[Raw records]
^^^^

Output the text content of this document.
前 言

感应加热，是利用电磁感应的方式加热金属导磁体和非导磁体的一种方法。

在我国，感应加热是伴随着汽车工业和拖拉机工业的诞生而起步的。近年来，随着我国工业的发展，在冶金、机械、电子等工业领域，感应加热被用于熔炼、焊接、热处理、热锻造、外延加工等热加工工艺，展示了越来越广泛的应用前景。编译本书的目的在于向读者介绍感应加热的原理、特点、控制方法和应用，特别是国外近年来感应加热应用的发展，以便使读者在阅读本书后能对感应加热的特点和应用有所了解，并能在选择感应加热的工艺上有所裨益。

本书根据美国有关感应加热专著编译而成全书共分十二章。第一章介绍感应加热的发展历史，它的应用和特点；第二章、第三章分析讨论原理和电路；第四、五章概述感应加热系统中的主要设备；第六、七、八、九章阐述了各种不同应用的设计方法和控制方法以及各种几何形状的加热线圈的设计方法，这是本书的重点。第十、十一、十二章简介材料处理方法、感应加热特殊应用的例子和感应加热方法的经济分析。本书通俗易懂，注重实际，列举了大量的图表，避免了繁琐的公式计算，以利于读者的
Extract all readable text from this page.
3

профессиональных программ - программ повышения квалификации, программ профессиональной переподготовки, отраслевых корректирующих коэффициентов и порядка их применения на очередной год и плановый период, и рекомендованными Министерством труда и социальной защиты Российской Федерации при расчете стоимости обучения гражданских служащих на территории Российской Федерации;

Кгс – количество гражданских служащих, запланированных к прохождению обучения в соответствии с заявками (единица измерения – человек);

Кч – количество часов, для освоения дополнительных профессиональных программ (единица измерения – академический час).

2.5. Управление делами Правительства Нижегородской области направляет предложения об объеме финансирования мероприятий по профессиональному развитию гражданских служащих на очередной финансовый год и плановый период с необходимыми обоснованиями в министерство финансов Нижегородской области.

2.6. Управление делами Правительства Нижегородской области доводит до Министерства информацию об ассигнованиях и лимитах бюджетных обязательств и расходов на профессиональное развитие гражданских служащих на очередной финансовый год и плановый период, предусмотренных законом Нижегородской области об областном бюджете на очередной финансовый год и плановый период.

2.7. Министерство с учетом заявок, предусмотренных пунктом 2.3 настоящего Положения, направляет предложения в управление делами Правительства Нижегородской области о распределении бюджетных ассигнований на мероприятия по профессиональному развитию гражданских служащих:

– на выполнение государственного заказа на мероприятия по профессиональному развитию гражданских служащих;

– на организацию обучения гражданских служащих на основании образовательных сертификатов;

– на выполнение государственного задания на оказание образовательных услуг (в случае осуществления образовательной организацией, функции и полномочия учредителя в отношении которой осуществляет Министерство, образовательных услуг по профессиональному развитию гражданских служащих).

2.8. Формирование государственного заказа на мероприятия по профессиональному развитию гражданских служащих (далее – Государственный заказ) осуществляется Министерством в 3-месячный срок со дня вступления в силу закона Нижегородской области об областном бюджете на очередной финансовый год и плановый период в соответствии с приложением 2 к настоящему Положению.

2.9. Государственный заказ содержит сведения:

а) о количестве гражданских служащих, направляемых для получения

^^^^

■ What the task asks
Copy out all lines from the material above that contain the string "развитию".

■ Completed exercise
2.5. Управление делами Правительства Нижегородской области направляет предложения об объеме финансирования мероприятий по профессиональному развитию гражданских служащих на очередной финансовый год и плановый период с необходимыми обоснованиями в министерство финансов Нижегородской области.
2.7. Министерство с учетом заявок, предусмотренных пунктом 2.3 настоящего Положения, направляет предложения в управление делами Правительства Нижегородской области о распределении бюджетных ассигнований на мероприятия по профессиональному развитию гражданских служащих:
– на выполнение государственного заказа на мероприятия по профессиональному развитию гражданских служащих;
– на выполнение государственного задания на оказание образовательных услуг (в случае осуществления образовательной организацией, функции и полномочия учредителя в отношении которой осуществляет Министерство, образовательных услуг по профессиональному развитию гражданских служащих).
2.8. Формирование государственного заказа на мероприятия по профессиональному развитию гражданских служащих (далее – Государственный заказ) осуществляется Министерством в 3-месячный срок со дня вступления в силу закона Нижегородской области об областном бюджете на очередной финансовый год и плановый период в соответствии с приложением 2 к настоящему Положению.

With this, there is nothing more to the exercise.